◆ Set problem: Transcribe every line exactly. Leave the pictures behind.
[START Recorded data]
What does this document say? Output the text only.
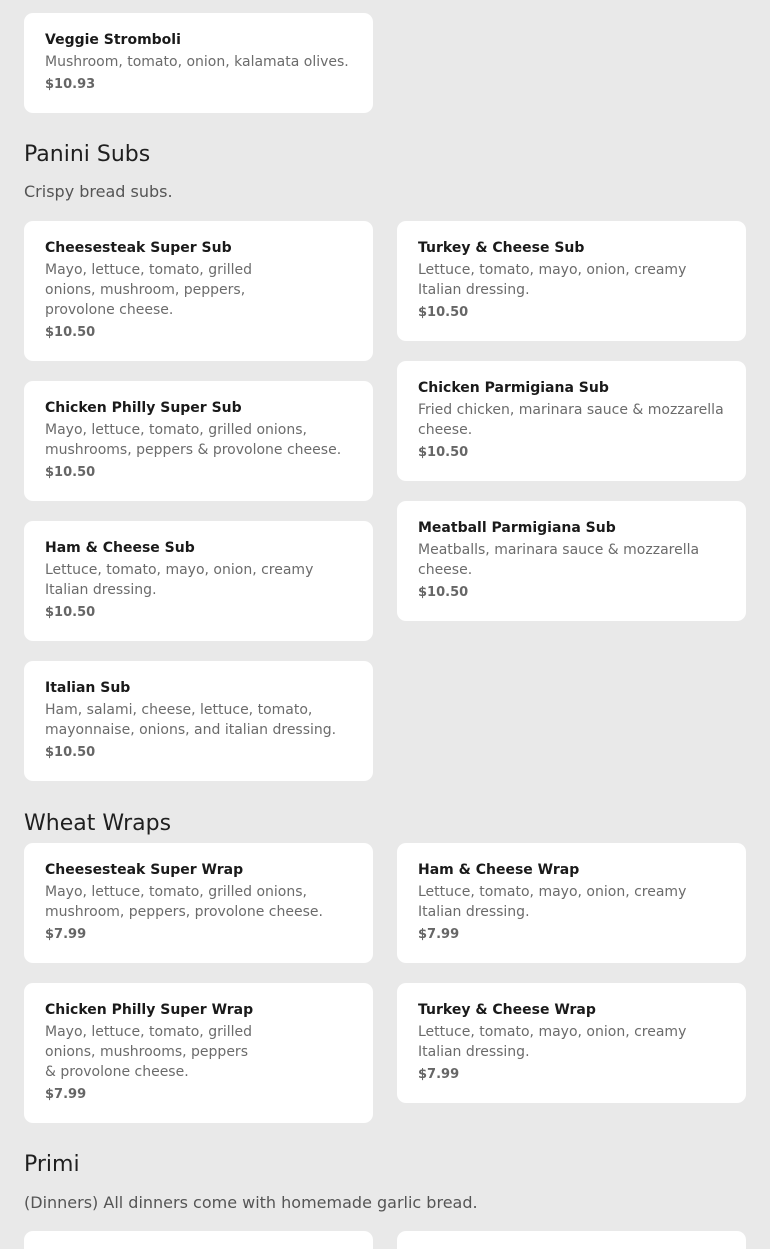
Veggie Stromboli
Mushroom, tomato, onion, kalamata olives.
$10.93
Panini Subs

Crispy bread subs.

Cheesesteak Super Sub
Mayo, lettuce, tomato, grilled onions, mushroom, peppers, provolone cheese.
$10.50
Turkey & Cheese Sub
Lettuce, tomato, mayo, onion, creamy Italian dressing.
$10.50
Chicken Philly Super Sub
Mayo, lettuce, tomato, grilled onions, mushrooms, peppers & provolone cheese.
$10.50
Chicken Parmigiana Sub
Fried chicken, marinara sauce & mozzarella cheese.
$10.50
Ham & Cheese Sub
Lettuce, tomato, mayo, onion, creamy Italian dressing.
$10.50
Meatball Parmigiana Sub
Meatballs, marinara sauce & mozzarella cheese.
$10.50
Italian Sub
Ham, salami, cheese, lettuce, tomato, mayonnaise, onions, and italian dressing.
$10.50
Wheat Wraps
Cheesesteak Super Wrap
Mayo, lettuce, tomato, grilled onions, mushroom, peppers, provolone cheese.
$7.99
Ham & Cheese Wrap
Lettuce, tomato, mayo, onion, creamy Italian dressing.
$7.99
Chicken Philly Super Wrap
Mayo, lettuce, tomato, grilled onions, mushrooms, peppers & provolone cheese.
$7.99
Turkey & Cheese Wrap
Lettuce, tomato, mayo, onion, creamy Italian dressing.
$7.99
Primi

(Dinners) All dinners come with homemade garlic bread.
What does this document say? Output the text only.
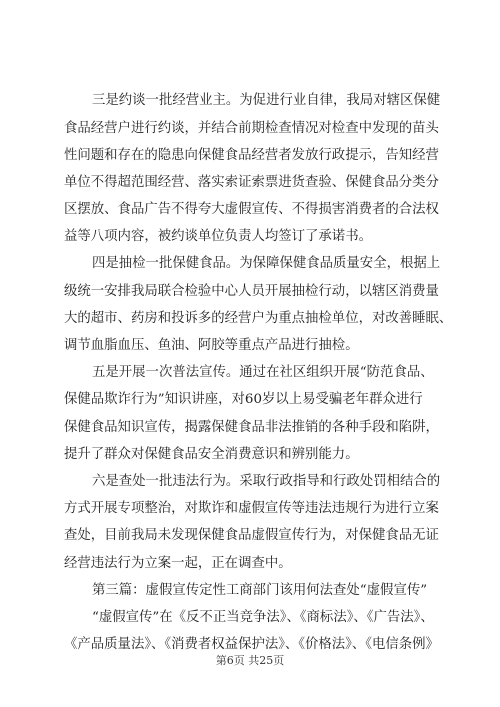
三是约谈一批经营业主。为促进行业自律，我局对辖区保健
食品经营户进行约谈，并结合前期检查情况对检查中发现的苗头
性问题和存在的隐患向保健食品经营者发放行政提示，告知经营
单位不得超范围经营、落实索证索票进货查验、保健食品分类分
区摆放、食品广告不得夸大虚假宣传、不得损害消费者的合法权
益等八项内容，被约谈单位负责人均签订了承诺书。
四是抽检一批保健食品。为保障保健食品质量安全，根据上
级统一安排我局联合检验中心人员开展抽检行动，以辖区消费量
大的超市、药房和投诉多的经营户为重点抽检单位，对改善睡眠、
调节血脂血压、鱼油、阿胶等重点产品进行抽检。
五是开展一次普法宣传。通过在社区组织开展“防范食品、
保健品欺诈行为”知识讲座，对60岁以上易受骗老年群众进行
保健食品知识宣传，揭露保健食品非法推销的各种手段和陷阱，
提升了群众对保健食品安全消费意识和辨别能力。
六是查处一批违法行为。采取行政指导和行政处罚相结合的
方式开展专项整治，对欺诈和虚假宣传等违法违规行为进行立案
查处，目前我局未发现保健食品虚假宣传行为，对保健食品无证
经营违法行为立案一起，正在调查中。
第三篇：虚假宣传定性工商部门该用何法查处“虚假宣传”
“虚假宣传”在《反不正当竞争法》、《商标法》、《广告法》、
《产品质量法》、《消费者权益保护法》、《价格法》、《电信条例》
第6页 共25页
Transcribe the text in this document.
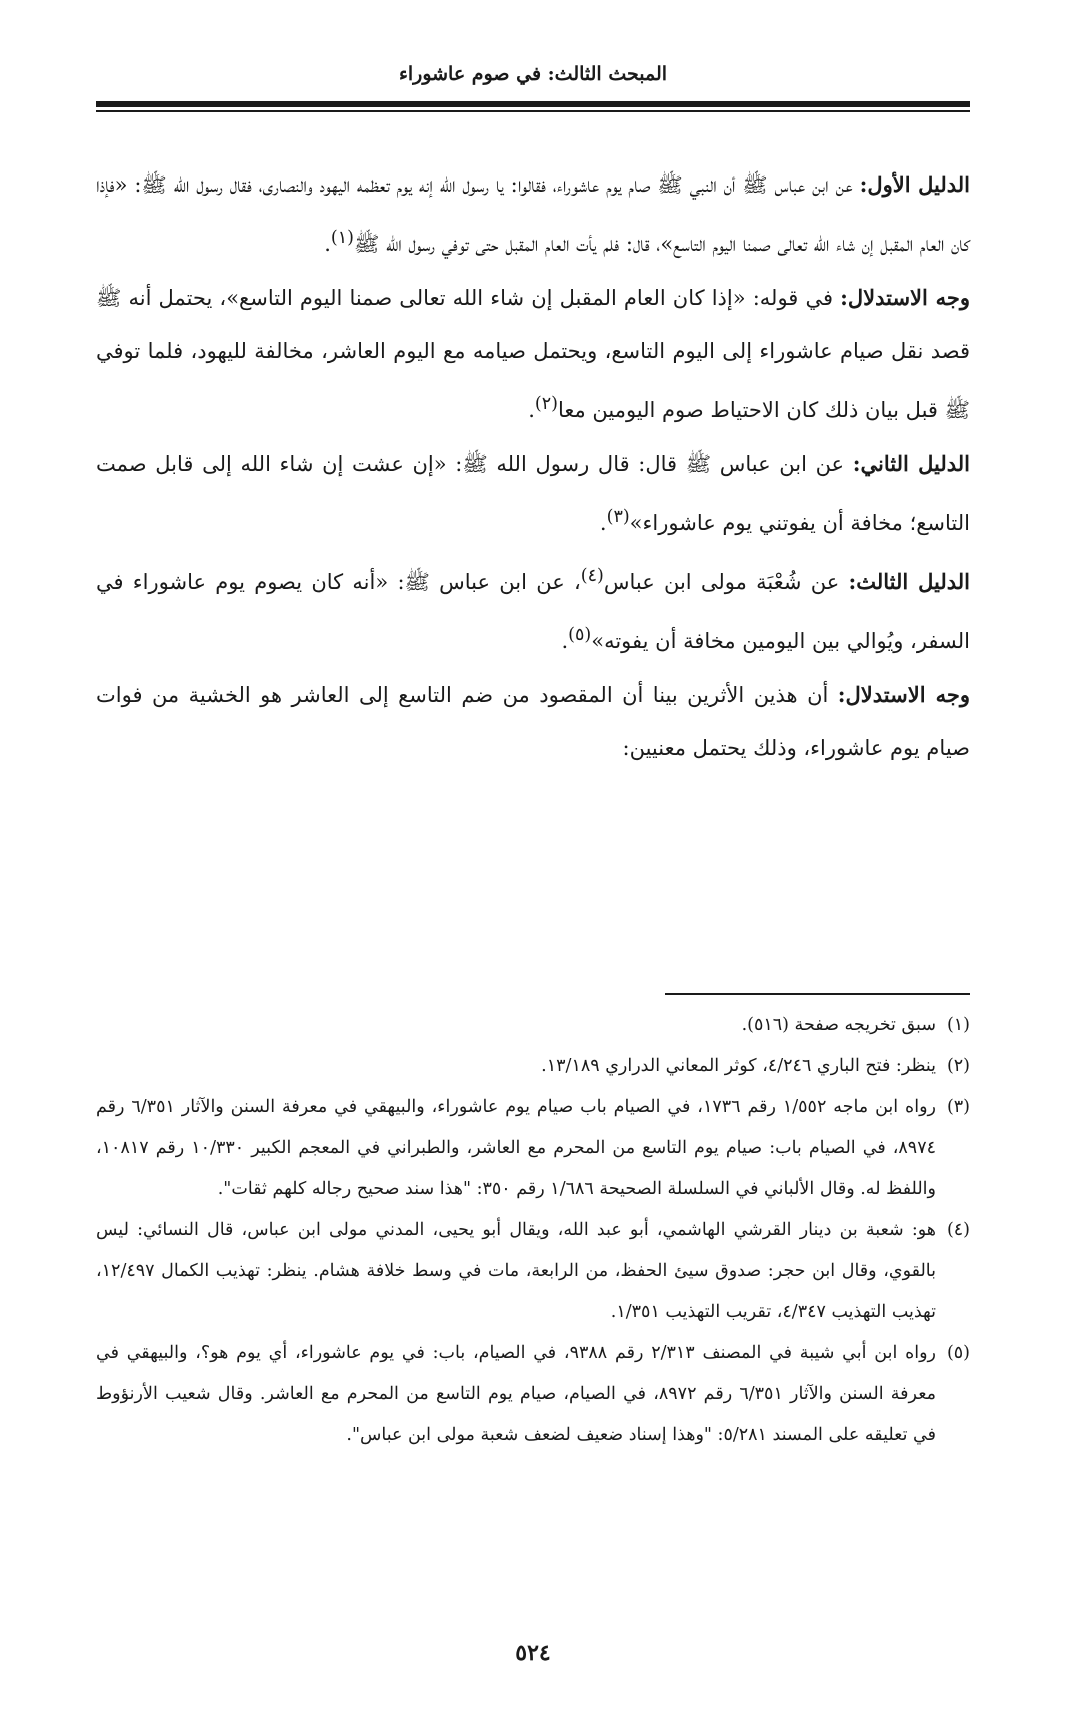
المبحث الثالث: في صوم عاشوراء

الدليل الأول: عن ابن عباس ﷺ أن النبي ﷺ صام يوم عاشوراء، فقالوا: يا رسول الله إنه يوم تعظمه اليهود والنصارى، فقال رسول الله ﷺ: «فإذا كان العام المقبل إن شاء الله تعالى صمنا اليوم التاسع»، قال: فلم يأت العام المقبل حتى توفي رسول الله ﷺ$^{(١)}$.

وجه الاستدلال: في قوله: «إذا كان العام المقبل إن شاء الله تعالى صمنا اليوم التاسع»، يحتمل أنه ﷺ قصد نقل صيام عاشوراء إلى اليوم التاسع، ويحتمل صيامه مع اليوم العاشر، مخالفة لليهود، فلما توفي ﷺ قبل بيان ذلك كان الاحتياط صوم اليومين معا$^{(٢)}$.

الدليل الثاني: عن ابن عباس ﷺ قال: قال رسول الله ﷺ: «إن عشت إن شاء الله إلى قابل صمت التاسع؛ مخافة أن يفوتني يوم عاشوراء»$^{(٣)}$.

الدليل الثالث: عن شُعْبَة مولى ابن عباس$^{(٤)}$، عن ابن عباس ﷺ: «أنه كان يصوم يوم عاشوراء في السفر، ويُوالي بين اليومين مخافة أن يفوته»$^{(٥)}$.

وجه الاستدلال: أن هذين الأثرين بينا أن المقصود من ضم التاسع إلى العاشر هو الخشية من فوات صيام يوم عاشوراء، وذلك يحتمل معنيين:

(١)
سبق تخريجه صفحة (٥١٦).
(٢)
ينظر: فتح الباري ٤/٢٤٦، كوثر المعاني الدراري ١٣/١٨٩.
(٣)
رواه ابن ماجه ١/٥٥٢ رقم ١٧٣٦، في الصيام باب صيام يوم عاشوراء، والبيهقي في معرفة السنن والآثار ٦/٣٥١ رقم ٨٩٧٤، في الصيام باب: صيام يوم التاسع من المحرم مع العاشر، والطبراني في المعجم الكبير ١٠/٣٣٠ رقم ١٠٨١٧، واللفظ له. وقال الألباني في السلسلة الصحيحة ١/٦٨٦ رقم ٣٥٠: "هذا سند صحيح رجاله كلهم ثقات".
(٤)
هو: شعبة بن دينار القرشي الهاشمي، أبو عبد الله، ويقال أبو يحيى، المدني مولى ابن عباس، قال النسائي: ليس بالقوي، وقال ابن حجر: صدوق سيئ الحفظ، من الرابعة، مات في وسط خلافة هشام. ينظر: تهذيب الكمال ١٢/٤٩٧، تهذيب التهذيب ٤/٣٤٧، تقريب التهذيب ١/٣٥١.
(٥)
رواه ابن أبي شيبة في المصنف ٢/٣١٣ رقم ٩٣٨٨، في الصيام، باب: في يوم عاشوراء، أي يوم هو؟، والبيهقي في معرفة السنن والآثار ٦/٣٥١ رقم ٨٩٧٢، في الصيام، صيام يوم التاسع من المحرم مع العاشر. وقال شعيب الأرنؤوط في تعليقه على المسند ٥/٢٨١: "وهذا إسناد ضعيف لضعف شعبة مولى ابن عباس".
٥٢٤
[END Recorded data]
◆ Exercise answer:
What does this document say? Output the text only.
Veggie Stromboli
Mushroom, tomato, onion, kalamata olives.
$10.93
Panini Subs

Crispy bread subs.

Cheesesteak Super Sub
Mayo, lettuce, tomato, grilled onions, mushroom, peppers, provolone cheese.
$10.50
Turkey & Cheese Sub
Lettuce, tomato, mayo, onion, creamy Italian dressing.
$10.50
Chicken Philly Super Sub
Mayo, lettuce, tomato, grilled onions, mushrooms, peppers & provolone cheese.
$10.50
Chicken Parmigiana Sub
Fried chicken, marinara sauce & mozzarella cheese.
$10.50
Ham & Cheese Sub
Lettuce, tomato, mayo, onion, creamy Italian dressing.
$10.50
Meatball Parmigiana Sub
Meatballs, marinara sauce & mozzarella cheese.
$10.50
Italian Sub
Ham, salami, cheese, lettuce, tomato, mayonnaise, onions, and italian dressing.
$10.50
Wheat Wraps
Cheesesteak Super Wrap
Mayo, lettuce, tomato, grilled onions, mushroom, peppers, provolone cheese.
$7.99
Ham & Cheese Wrap
Lettuce, tomato, mayo, onion, creamy Italian dressing.
$7.99
Chicken Philly Super Wrap
Mayo, lettuce, tomato, grilled onions, mushrooms, peppers & provolone cheese.
$7.99
Turkey & Cheese Wrap
Lettuce, tomato, mayo, onion, creamy Italian dressing.
$7.99
Primi

(Dinners) All dinners come with homemade garlic bread.
What does this document say? Output the text only.
三是约谈一批经营业主。为促进行业自律，我局对辖区保健
食品经营户进行约谈，并结合前期检查情况对检查中发现的苗头
性问题和存在的隐患向保健食品经营者发放行政提示，告知经营
单位不得超范围经营、落实索证索票进货查验、保健食品分类分
区摆放、食品广告不得夸大虚假宣传、不得损害消费者的合法权
益等八项内容，被约谈单位负责人均签订了承诺书。
四是抽检一批保健食品。为保障保健食品质量安全，根据上
级统一安排我局联合检验中心人员开展抽检行动，以辖区消费量
大的超市、药房和投诉多的经营户为重点抽检单位，对改善睡眠、
调节血脂血压、鱼油、阿胶等重点产品进行抽检。
五是开展一次普法宣传。通过在社区组织开展“防范食品、
保健品欺诈行为”知识讲座，对60岁以上易受骗老年群众进行
保健食品知识宣传，揭露保健食品非法推销的各种手段和陷阱，
提升了群众对保健食品安全消费意识和辨别能力。
六是查处一批违法行为。采取行政指导和行政处罚相结合的
方式开展专项整治，对欺诈和虚假宣传等违法违规行为进行立案
查处，目前我局未发现保健食品虚假宣传行为，对保健食品无证
经营违法行为立案一起，正在调查中。
第三篇：虚假宣传定性工商部门该用何法查处“虚假宣传”
“虚假宣传”在《反不正当竞争法》、《商标法》、《广告法》、
《产品质量法》、《消费者权益保护法》、《价格法》、《电信条例》
第6页 共25页
Transcribe the text in this document.
المبحث الثالث: في صوم عاشوراء

الدليل الأول: عن ابن عباس ﷺ أن النبي ﷺ صام يوم عاشوراء، فقالوا: يا رسول الله إنه يوم تعظمه اليهود والنصارى، فقال رسول الله ﷺ: «فإذا كان العام المقبل إن شاء الله تعالى صمنا اليوم التاسع»، قال: فلم يأت العام المقبل حتى توفي رسول الله ﷺ$^{(١)}$.

وجه الاستدلال: في قوله: «إذا كان العام المقبل إن شاء الله تعالى صمنا اليوم التاسع»، يحتمل أنه ﷺ قصد نقل صيام عاشوراء إلى اليوم التاسع، ويحتمل صيامه مع اليوم العاشر، مخالفة لليهود، فلما توفي ﷺ قبل بيان ذلك كان الاحتياط صوم اليومين معا$^{(٢)}$.

الدليل الثاني: عن ابن عباس ﷺ قال: قال رسول الله ﷺ: «إن عشت إن شاء الله إلى قابل صمت التاسع؛ مخافة أن يفوتني يوم عاشوراء»$^{(٣)}$.

الدليل الثالث: عن شُعْبَة مولى ابن عباس$^{(٤)}$، عن ابن عباس ﷺ: «أنه كان يصوم يوم عاشوراء في السفر، ويُوالي بين اليومين مخافة أن يفوته»$^{(٥)}$.

وجه الاستدلال: أن هذين الأثرين بينا أن المقصود من ضم التاسع إلى العاشر هو الخشية من فوات صيام يوم عاشوراء، وذلك يحتمل معنيين:

(١)
سبق تخريجه صفحة (٥١٦).
(٢)
ينظر: فتح الباري ٤/٢٤٦، كوثر المعاني الدراري ١٣/١٨٩.
(٣)
رواه ابن ماجه ١/٥٥٢ رقم ١٧٣٦، في الصيام باب صيام يوم عاشوراء، والبيهقي في معرفة السنن والآثار ٦/٣٥١ رقم ٨٩٧٤، في الصيام باب: صيام يوم التاسع من المحرم مع العاشر، والطبراني في المعجم الكبير ١٠/٣٣٠ رقم ١٠٨١٧، واللفظ له. وقال الألباني في السلسلة الصحيحة ١/٦٨٦ رقم ٣٥٠: "هذا سند صحيح رجاله كلهم ثقات".
(٤)
هو: شعبة بن دينار القرشي الهاشمي، أبو عبد الله، ويقال أبو يحيى، المدني مولى ابن عباس، قال النسائي: ليس بالقوي، وقال ابن حجر: صدوق سيئ الحفظ، من الرابعة، مات في وسط خلافة هشام. ينظر: تهذيب الكمال ١٢/٤٩٧، تهذيب التهذيب ٤/٣٤٧، تقريب التهذيب ١/٣٥١.
(٥)
رواه ابن أبي شيبة في المصنف ٢/٣١٣ رقم ٩٣٨٨، في الصيام، باب: في يوم عاشوراء، أي يوم هو؟، والبيهقي في معرفة السنن والآثار ٦/٣٥١ رقم ٨٩٧٢، في الصيام، صيام يوم التاسع من المحرم مع العاشر. وقال شعيب الأرنؤوط في تعليقه على المسند ٥/٢٨١: "وهذا إسناد ضعيف لضعف شعبة مولى ابن عباس".
٥٢٤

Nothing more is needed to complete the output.